Figure collection entries:

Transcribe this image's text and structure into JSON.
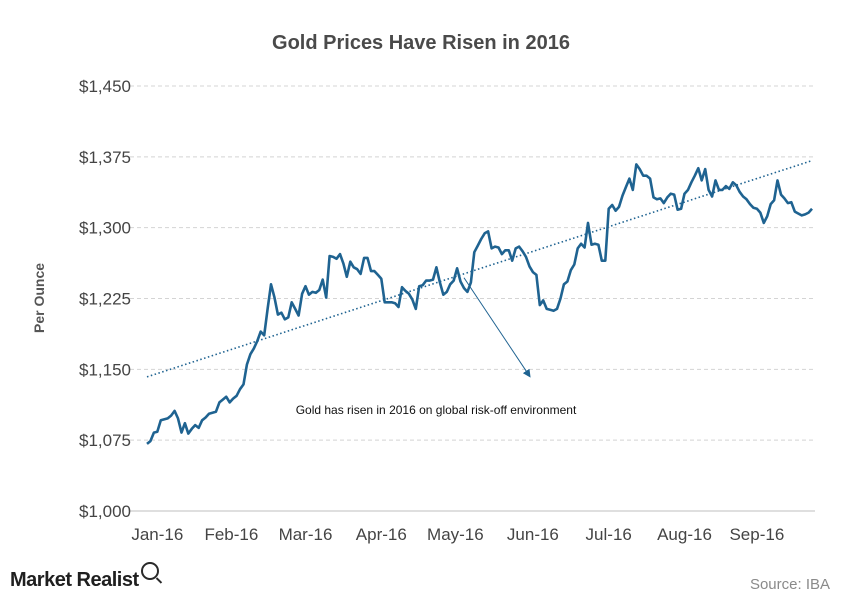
{
  "chart_data": {
    "type": "line",
    "title": "Gold Prices Have Risen in 2016",
    "ylabel": "Per Ounce",
    "xlabel": "",
    "ylim": [
      1000,
      1450
    ],
    "yticks": [
      "$1,000",
      "$1,075",
      "$1,150",
      "$1,225",
      "$1,300",
      "$1,375",
      "$1,450"
    ],
    "ytick_values": [
      1000,
      1075,
      1150,
      1225,
      1300,
      1375,
      1450
    ],
    "xticks": [
      "Jan-16",
      "Feb-16",
      "Mar-16",
      "Apr-16",
      "May-16",
      "Jun-16",
      "Jul-16",
      "Aug-16",
      "Sep-16"
    ],
    "grid": true,
    "series": [
      {
        "color": "#1f6391",
        "values": [
          [
            0,
            1071
          ],
          [
            1,
            1074
          ],
          [
            2,
            1083
          ],
          [
            3,
            1084
          ],
          [
            4,
            1096
          ],
          [
            6,
            1098
          ],
          [
            7,
            1101
          ],
          [
            8,
            1106
          ],
          [
            9,
            1098
          ],
          [
            10,
            1083
          ],
          [
            11,
            1093
          ],
          [
            12,
            1082
          ],
          [
            13,
            1087
          ],
          [
            14,
            1091
          ],
          [
            15,
            1088
          ],
          [
            16,
            1096
          ],
          [
            17,
            1099
          ],
          [
            18,
            1103
          ],
          [
            20,
            1105
          ],
          [
            21,
            1115
          ],
          [
            22,
            1118
          ],
          [
            23,
            1121
          ],
          [
            24,
            1115
          ],
          [
            25,
            1119
          ],
          [
            26,
            1122
          ],
          [
            27,
            1129
          ],
          [
            28,
            1134
          ],
          [
            29,
            1155
          ],
          [
            30,
            1166
          ],
          [
            31,
            1172
          ],
          [
            32,
            1180
          ],
          [
            33,
            1190
          ],
          [
            34,
            1186
          ],
          [
            35,
            1214
          ],
          [
            36,
            1240
          ],
          [
            37,
            1226
          ],
          [
            38,
            1208
          ],
          [
            39,
            1210
          ],
          [
            40,
            1203
          ],
          [
            41,
            1205
          ],
          [
            42,
            1221
          ],
          [
            43,
            1214
          ],
          [
            44,
            1207
          ],
          [
            45,
            1230
          ],
          [
            46,
            1238
          ],
          [
            47,
            1229
          ],
          [
            48,
            1232
          ],
          [
            49,
            1231
          ],
          [
            50,
            1234
          ],
          [
            51,
            1245
          ],
          [
            52,
            1226
          ],
          [
            53,
            1270
          ],
          [
            54,
            1269
          ],
          [
            55,
            1267
          ],
          [
            56,
            1272
          ],
          [
            57,
            1262
          ],
          [
            58,
            1248
          ],
          [
            59,
            1264
          ],
          [
            60,
            1258
          ],
          [
            61,
            1256
          ],
          [
            62,
            1251
          ],
          [
            63,
            1268
          ],
          [
            64,
            1268
          ],
          [
            65,
            1254
          ],
          [
            66,
            1254
          ],
          [
            67,
            1250
          ],
          [
            68,
            1246
          ],
          [
            69,
            1221
          ],
          [
            70,
            1221
          ],
          [
            71,
            1221
          ],
          [
            72,
            1220
          ],
          [
            73,
            1216
          ],
          [
            74,
            1237
          ],
          [
            75,
            1233
          ],
          [
            76,
            1230
          ],
          [
            77,
            1224
          ],
          [
            78,
            1214
          ],
          [
            79,
            1238
          ],
          [
            80,
            1239
          ],
          [
            81,
            1244
          ],
          [
            82,
            1244
          ],
          [
            83,
            1245
          ],
          [
            84,
            1258
          ],
          [
            85,
            1242
          ],
          [
            86,
            1229
          ],
          [
            87,
            1232
          ],
          [
            88,
            1240
          ],
          [
            89,
            1244
          ],
          [
            90,
            1257
          ],
          [
            91,
            1243
          ],
          [
            92,
            1236
          ],
          [
            93,
            1232
          ],
          [
            94,
            1242
          ],
          [
            95,
            1274
          ],
          [
            96,
            1281
          ],
          [
            97,
            1288
          ],
          [
            98,
            1294
          ],
          [
            99,
            1296
          ],
          [
            100,
            1278
          ],
          [
            101,
            1280
          ],
          [
            102,
            1279
          ],
          [
            103,
            1272
          ],
          [
            104,
            1276
          ],
          [
            105,
            1276
          ],
          [
            106,
            1265
          ],
          [
            107,
            1278
          ],
          [
            108,
            1280
          ],
          [
            109,
            1275
          ],
          [
            110,
            1269
          ],
          [
            111,
            1259
          ],
          [
            112,
            1253
          ],
          [
            113,
            1250
          ],
          [
            114,
            1218
          ],
          [
            115,
            1223
          ],
          [
            116,
            1214
          ],
          [
            117,
            1213
          ],
          [
            118,
            1212
          ],
          [
            119,
            1214
          ],
          [
            120,
            1225
          ],
          [
            121,
            1240
          ],
          [
            122,
            1243
          ],
          [
            123,
            1255
          ],
          [
            124,
            1261
          ],
          [
            125,
            1278
          ],
          [
            126,
            1283
          ],
          [
            127,
            1279
          ],
          [
            128,
            1305
          ],
          [
            129,
            1282
          ],
          [
            130,
            1283
          ],
          [
            131,
            1282
          ],
          [
            132,
            1265
          ],
          [
            133,
            1265
          ],
          [
            134,
            1320
          ],
          [
            135,
            1324
          ],
          [
            136,
            1318
          ],
          [
            137,
            1322
          ],
          [
            138,
            1334
          ],
          [
            139,
            1343
          ],
          [
            140,
            1352
          ],
          [
            141,
            1340
          ],
          [
            142,
            1367
          ],
          [
            143,
            1362
          ],
          [
            144,
            1355
          ],
          [
            145,
            1355
          ],
          [
            146,
            1352
          ],
          [
            147,
            1332
          ],
          [
            148,
            1330
          ],
          [
            149,
            1331
          ],
          [
            150,
            1326
          ],
          [
            151,
            1332
          ],
          [
            152,
            1336
          ],
          [
            153,
            1335
          ],
          [
            154,
            1319
          ],
          [
            155,
            1320
          ],
          [
            156,
            1336
          ],
          [
            157,
            1340
          ],
          [
            158,
            1348
          ],
          [
            159,
            1355
          ],
          [
            160,
            1363
          ],
          [
            161,
            1350
          ],
          [
            162,
            1362
          ],
          [
            163,
            1340
          ],
          [
            164,
            1333
          ],
          [
            165,
            1350
          ],
          [
            166,
            1340
          ],
          [
            167,
            1340
          ],
          [
            168,
            1344
          ],
          [
            169,
            1341
          ],
          [
            170,
            1348
          ],
          [
            171,
            1345
          ],
          [
            172,
            1338
          ],
          [
            173,
            1333
          ],
          [
            174,
            1330
          ],
          [
            175,
            1325
          ],
          [
            176,
            1321
          ],
          [
            177,
            1320
          ],
          [
            178,
            1316
          ],
          [
            179,
            1305
          ],
          [
            180,
            1312
          ],
          [
            181,
            1325
          ],
          [
            182,
            1329
          ],
          [
            183,
            1350
          ],
          [
            184,
            1335
          ],
          [
            185,
            1331
          ],
          [
            186,
            1326
          ],
          [
            187,
            1327
          ],
          [
            188,
            1317
          ],
          [
            189,
            1315
          ],
          [
            190,
            1313
          ],
          [
            191,
            1314
          ],
          [
            192,
            1316
          ],
          [
            193,
            1320
          ]
        ]
      }
    ],
    "trendline": {
      "start": [
        0,
        1142
      ],
      "end": [
        193,
        1371
      ],
      "color": "#1f6391",
      "style": "dotted"
    },
    "x_tick_positions": [
      3,
      24.5,
      46,
      68,
      89.5,
      112,
      134,
      156,
      177
    ],
    "x_range": [
      0,
      193
    ],
    "annotation": {
      "text": "Gold has risen in 2016 on global risk-off environment",
      "arrow_from": [
        92,
        1247
      ],
      "arrow_to": [
        111,
        1143
      ]
    }
  },
  "footer": {
    "brand": "Market Realist",
    "source": "Source: IBA"
  }
}
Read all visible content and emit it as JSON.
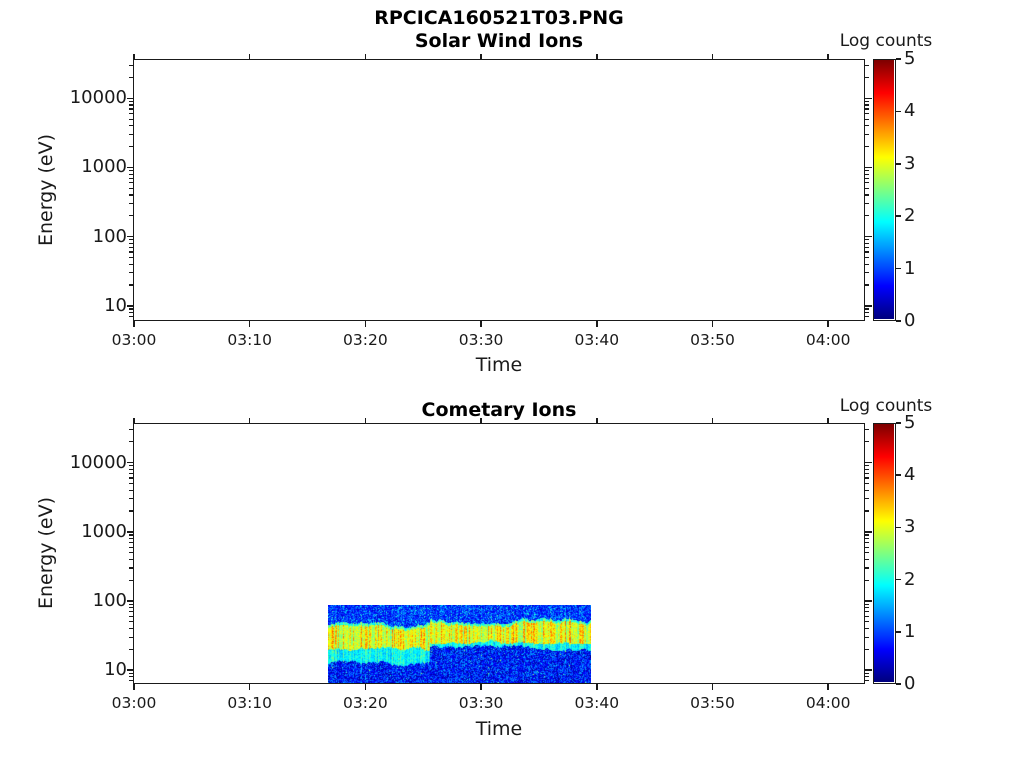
{
  "figure": {
    "suptitle": "RPCICA160521T03.PNG"
  },
  "colorbar": {
    "title": "Log counts",
    "tick_labels": [
      "0",
      "1",
      "2",
      "3",
      "4",
      "5"
    ],
    "range": [
      0,
      5
    ],
    "colormap": "jet"
  },
  "panels": [
    {
      "title": "Solar Wind Ions",
      "xlabel": "Time",
      "ylabel": "Energy (eV)",
      "x_tick_labels": [
        "03:00",
        "03:10",
        "03:20",
        "03:30",
        "03:40",
        "03:50",
        "04:00"
      ],
      "y_tick_labels": [
        "10",
        "100",
        "1000",
        "10000"
      ]
    },
    {
      "title": "Cometary Ions",
      "xlabel": "Time",
      "ylabel": "Energy (eV)",
      "x_tick_labels": [
        "03:00",
        "03:10",
        "03:20",
        "03:30",
        "03:40",
        "03:50",
        "04:00"
      ],
      "y_tick_labels": [
        "10",
        "100",
        "1000",
        "10000"
      ]
    }
  ],
  "chart_data": [
    {
      "type": "heatmap",
      "title": "Solar Wind Ions",
      "xlabel": "Time",
      "ylabel": "Energy (eV)",
      "x_range": [
        "03:00",
        "04:03"
      ],
      "x_major_ticks": [
        "03:00",
        "03:10",
        "03:20",
        "03:30",
        "03:40",
        "03:50",
        "04:00"
      ],
      "y_scale": "log",
      "y_range_ev": [
        6,
        40000
      ],
      "y_major_ticks_ev": [
        10,
        100,
        1000,
        10000
      ],
      "colorbar": {
        "title": "Log counts",
        "range": [
          0,
          5
        ],
        "ticks": [
          0,
          1,
          2,
          3,
          4,
          5
        ],
        "colormap": "jet"
      },
      "values": []
    },
    {
      "type": "heatmap",
      "title": "Cometary Ions",
      "xlabel": "Time",
      "ylabel": "Energy (eV)",
      "x_range": [
        "03:00",
        "04:03"
      ],
      "x_major_ticks": [
        "03:00",
        "03:10",
        "03:20",
        "03:30",
        "03:40",
        "03:50",
        "04:00"
      ],
      "y_scale": "log",
      "y_range_ev": [
        6,
        40000
      ],
      "y_major_ticks_ev": [
        10,
        100,
        1000,
        10000
      ],
      "colorbar": {
        "title": "Log counts",
        "range": [
          0,
          5
        ],
        "ticks": [
          0,
          1,
          2,
          3,
          4,
          5
        ],
        "colormap": "jet"
      },
      "data_block": {
        "time_start": "03:17",
        "time_end": "03:39",
        "time_start_min": 16.8,
        "time_end_min": 39.4,
        "energy_top_ev": 85,
        "energy_bottom_ev": 6,
        "segments": [
          {
            "from_min": 16.8,
            "to_min": 25.5,
            "yellow_band_ev": [
              20,
              42
            ],
            "cyan_low_ev": 13
          },
          {
            "from_min": 25.5,
            "to_min": 39.4,
            "yellow_band_ev": [
              26,
              48
            ],
            "cyan_low_ev": 21
          }
        ],
        "log_counts": {
          "yellow_band": 3.1,
          "cyan_band": 1.9,
          "blue_background": 0.9
        }
      }
    }
  ]
}
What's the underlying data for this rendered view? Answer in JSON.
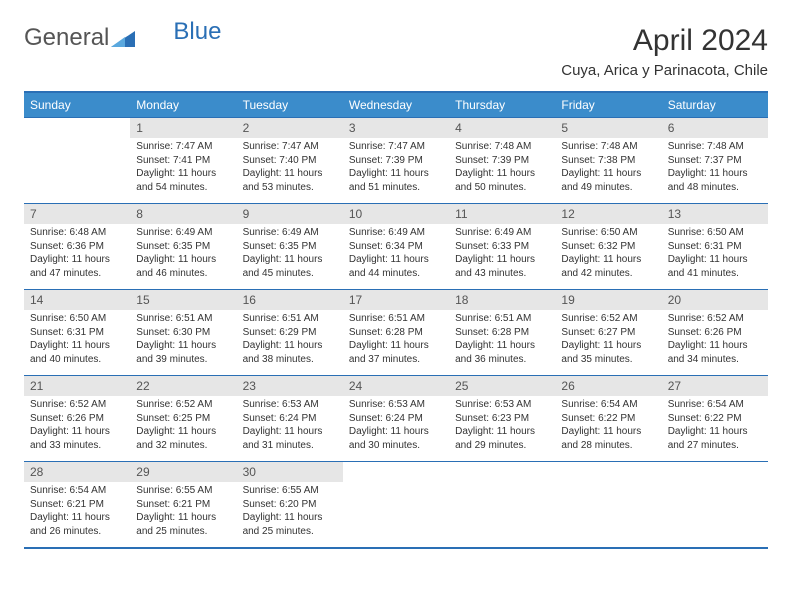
{
  "logo": {
    "general": "General",
    "blue": "Blue"
  },
  "title": "April 2024",
  "location": "Cuya, Arica y Parinacota, Chile",
  "colors": {
    "header_bg": "#3b8ccb",
    "border": "#2a6fb5",
    "daynum_bg": "#e6e6e6",
    "text": "#333333"
  },
  "day_headers": [
    "Sunday",
    "Monday",
    "Tuesday",
    "Wednesday",
    "Thursday",
    "Friday",
    "Saturday"
  ],
  "weeks": [
    [
      null,
      {
        "n": "1",
        "sr": "7:47 AM",
        "ss": "7:41 PM",
        "dl": "11 hours and 54 minutes."
      },
      {
        "n": "2",
        "sr": "7:47 AM",
        "ss": "7:40 PM",
        "dl": "11 hours and 53 minutes."
      },
      {
        "n": "3",
        "sr": "7:47 AM",
        "ss": "7:39 PM",
        "dl": "11 hours and 51 minutes."
      },
      {
        "n": "4",
        "sr": "7:48 AM",
        "ss": "7:39 PM",
        "dl": "11 hours and 50 minutes."
      },
      {
        "n": "5",
        "sr": "7:48 AM",
        "ss": "7:38 PM",
        "dl": "11 hours and 49 minutes."
      },
      {
        "n": "6",
        "sr": "7:48 AM",
        "ss": "7:37 PM",
        "dl": "11 hours and 48 minutes."
      }
    ],
    [
      {
        "n": "7",
        "sr": "6:48 AM",
        "ss": "6:36 PM",
        "dl": "11 hours and 47 minutes."
      },
      {
        "n": "8",
        "sr": "6:49 AM",
        "ss": "6:35 PM",
        "dl": "11 hours and 46 minutes."
      },
      {
        "n": "9",
        "sr": "6:49 AM",
        "ss": "6:35 PM",
        "dl": "11 hours and 45 minutes."
      },
      {
        "n": "10",
        "sr": "6:49 AM",
        "ss": "6:34 PM",
        "dl": "11 hours and 44 minutes."
      },
      {
        "n": "11",
        "sr": "6:49 AM",
        "ss": "6:33 PM",
        "dl": "11 hours and 43 minutes."
      },
      {
        "n": "12",
        "sr": "6:50 AM",
        "ss": "6:32 PM",
        "dl": "11 hours and 42 minutes."
      },
      {
        "n": "13",
        "sr": "6:50 AM",
        "ss": "6:31 PM",
        "dl": "11 hours and 41 minutes."
      }
    ],
    [
      {
        "n": "14",
        "sr": "6:50 AM",
        "ss": "6:31 PM",
        "dl": "11 hours and 40 minutes."
      },
      {
        "n": "15",
        "sr": "6:51 AM",
        "ss": "6:30 PM",
        "dl": "11 hours and 39 minutes."
      },
      {
        "n": "16",
        "sr": "6:51 AM",
        "ss": "6:29 PM",
        "dl": "11 hours and 38 minutes."
      },
      {
        "n": "17",
        "sr": "6:51 AM",
        "ss": "6:28 PM",
        "dl": "11 hours and 37 minutes."
      },
      {
        "n": "18",
        "sr": "6:51 AM",
        "ss": "6:28 PM",
        "dl": "11 hours and 36 minutes."
      },
      {
        "n": "19",
        "sr": "6:52 AM",
        "ss": "6:27 PM",
        "dl": "11 hours and 35 minutes."
      },
      {
        "n": "20",
        "sr": "6:52 AM",
        "ss": "6:26 PM",
        "dl": "11 hours and 34 minutes."
      }
    ],
    [
      {
        "n": "21",
        "sr": "6:52 AM",
        "ss": "6:26 PM",
        "dl": "11 hours and 33 minutes."
      },
      {
        "n": "22",
        "sr": "6:52 AM",
        "ss": "6:25 PM",
        "dl": "11 hours and 32 minutes."
      },
      {
        "n": "23",
        "sr": "6:53 AM",
        "ss": "6:24 PM",
        "dl": "11 hours and 31 minutes."
      },
      {
        "n": "24",
        "sr": "6:53 AM",
        "ss": "6:24 PM",
        "dl": "11 hours and 30 minutes."
      },
      {
        "n": "25",
        "sr": "6:53 AM",
        "ss": "6:23 PM",
        "dl": "11 hours and 29 minutes."
      },
      {
        "n": "26",
        "sr": "6:54 AM",
        "ss": "6:22 PM",
        "dl": "11 hours and 28 minutes."
      },
      {
        "n": "27",
        "sr": "6:54 AM",
        "ss": "6:22 PM",
        "dl": "11 hours and 27 minutes."
      }
    ],
    [
      {
        "n": "28",
        "sr": "6:54 AM",
        "ss": "6:21 PM",
        "dl": "11 hours and 26 minutes."
      },
      {
        "n": "29",
        "sr": "6:55 AM",
        "ss": "6:21 PM",
        "dl": "11 hours and 25 minutes."
      },
      {
        "n": "30",
        "sr": "6:55 AM",
        "ss": "6:20 PM",
        "dl": "11 hours and 25 minutes."
      },
      null,
      null,
      null,
      null
    ]
  ],
  "labels": {
    "sunrise": "Sunrise:",
    "sunset": "Sunset:",
    "daylight": "Daylight:"
  }
}
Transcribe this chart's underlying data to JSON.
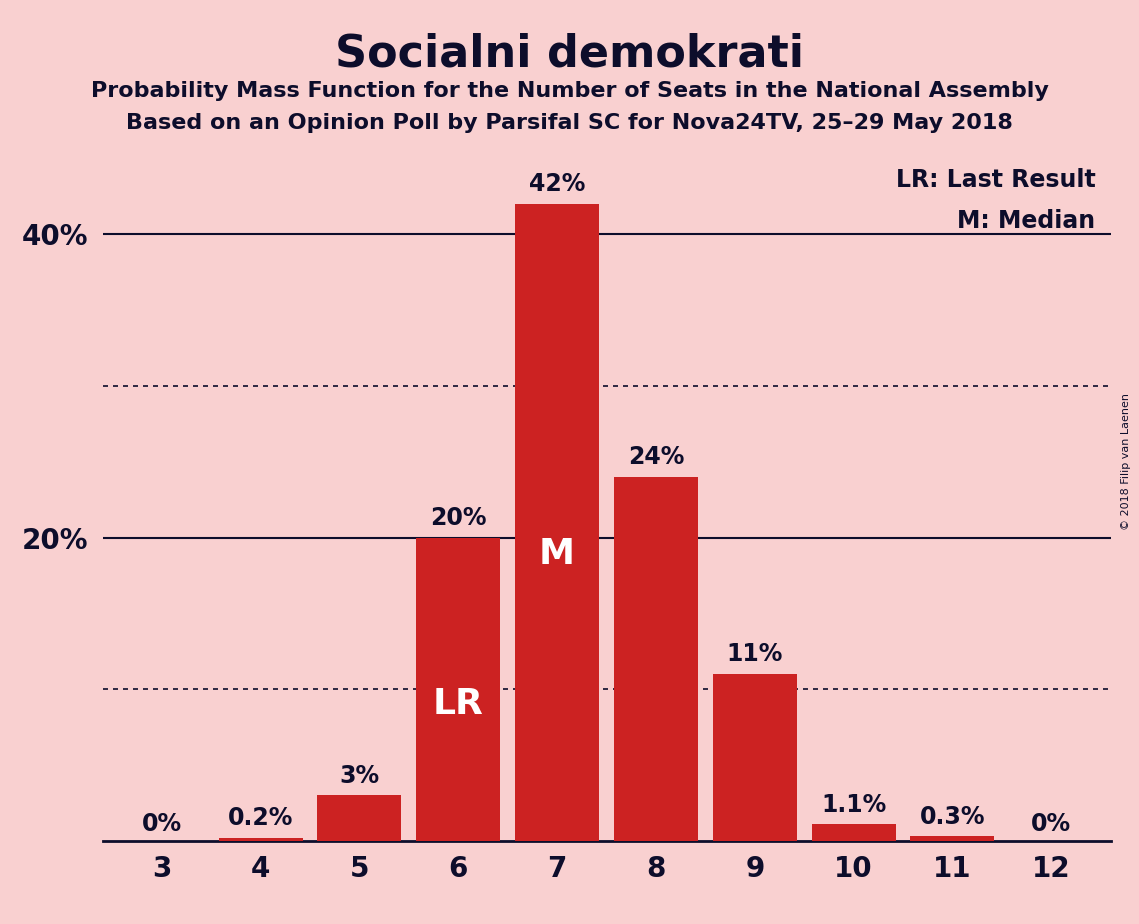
{
  "title": "Socialni demokrati",
  "subtitle1": "Probability Mass Function for the Number of Seats in the National Assembly",
  "subtitle2": "Based on an Opinion Poll by Parsifal SC for Nova24TV, 25–29 May 2018",
  "copyright": "© 2018 Filip van Laenen",
  "categories": [
    3,
    4,
    5,
    6,
    7,
    8,
    9,
    10,
    11,
    12
  ],
  "values": [
    0.0,
    0.2,
    3.0,
    20.0,
    42.0,
    24.0,
    11.0,
    1.1,
    0.3,
    0.0
  ],
  "labels": [
    "0%",
    "0.2%",
    "3%",
    "20%",
    "42%",
    "24%",
    "11%",
    "1.1%",
    "0.3%",
    "0%"
  ],
  "bar_color": "#cc2222",
  "background_color": "#f9d0d0",
  "text_color": "#0d0d2b",
  "ylim": [
    0,
    46
  ],
  "ytick_labeled": [
    20,
    40
  ],
  "ytick_labeled_labels": [
    "20%",
    "40%"
  ],
  "dotted_line_values": [
    10,
    30
  ],
  "solid_line_values": [
    20,
    40
  ],
  "legend_lr": "LR: Last Result",
  "legend_m": "M: Median",
  "lr_label": "LR",
  "m_label": "M",
  "lr_bar_index": 3,
  "m_bar_index": 4
}
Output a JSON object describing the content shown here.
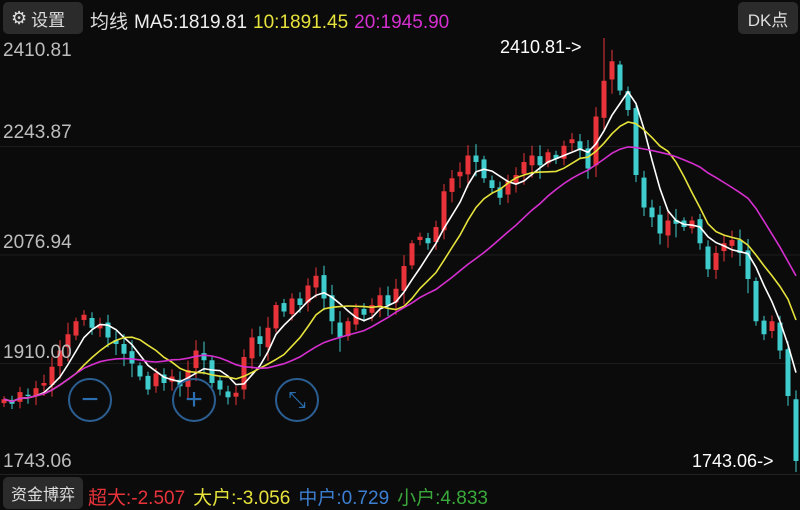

• **Problem to work on**: Starting at the line that contains "Transcribe this chart's", write out every line through the end of the entries, both ends included, without any pictures.

• **Solution to this exercise**:
Transcribe this chart's underlying data to JSON.
{
  "title": "Socialni demokrati",
  "subtitle1": "Probability Mass Function for the Number of Seats in the National Assembly",
  "subtitle2": "Based on an Opinion Poll by Parsifal SC for Nova24TV, 25–29 May 2018",
  "copyright": "© 2018 Filip van Laenen",
  "categories": [
    3,
    4,
    5,
    6,
    7,
    8,
    9,
    10,
    11,
    12
  ],
  "values": [
    0.0,
    0.2,
    3.0,
    20.0,
    42.0,
    24.0,
    11.0,
    1.1,
    0.3,
    0.0
  ],
  "labels": [
    "0%",
    "0.2%",
    "3%",
    "20%",
    "42%",
    "24%",
    "11%",
    "1.1%",
    "0.3%",
    "0%"
  ],
  "bar_color": "#cc2222",
  "background_color": "#f9d0d0",
  "text_color": "#0d0d2b",
  "ylim": [
    0,
    46
  ],
  "ytick_labeled": [
    20,
    40
  ],
  "ytick_labeled_labels": [
    "20%",
    "40%"
  ],
  "dotted_line_values": [
    10,
    30
  ],
  "solid_line_values": [
    20,
    40
  ],
  "legend_lr": "LR: Last Result",
  "legend_m": "M: Median",
  "lr_label": "LR",
  "m_label": "M",
  "lr_bar_index": 3,
  "m_bar_index": 4
}
Output a JSON object describing the content shown here.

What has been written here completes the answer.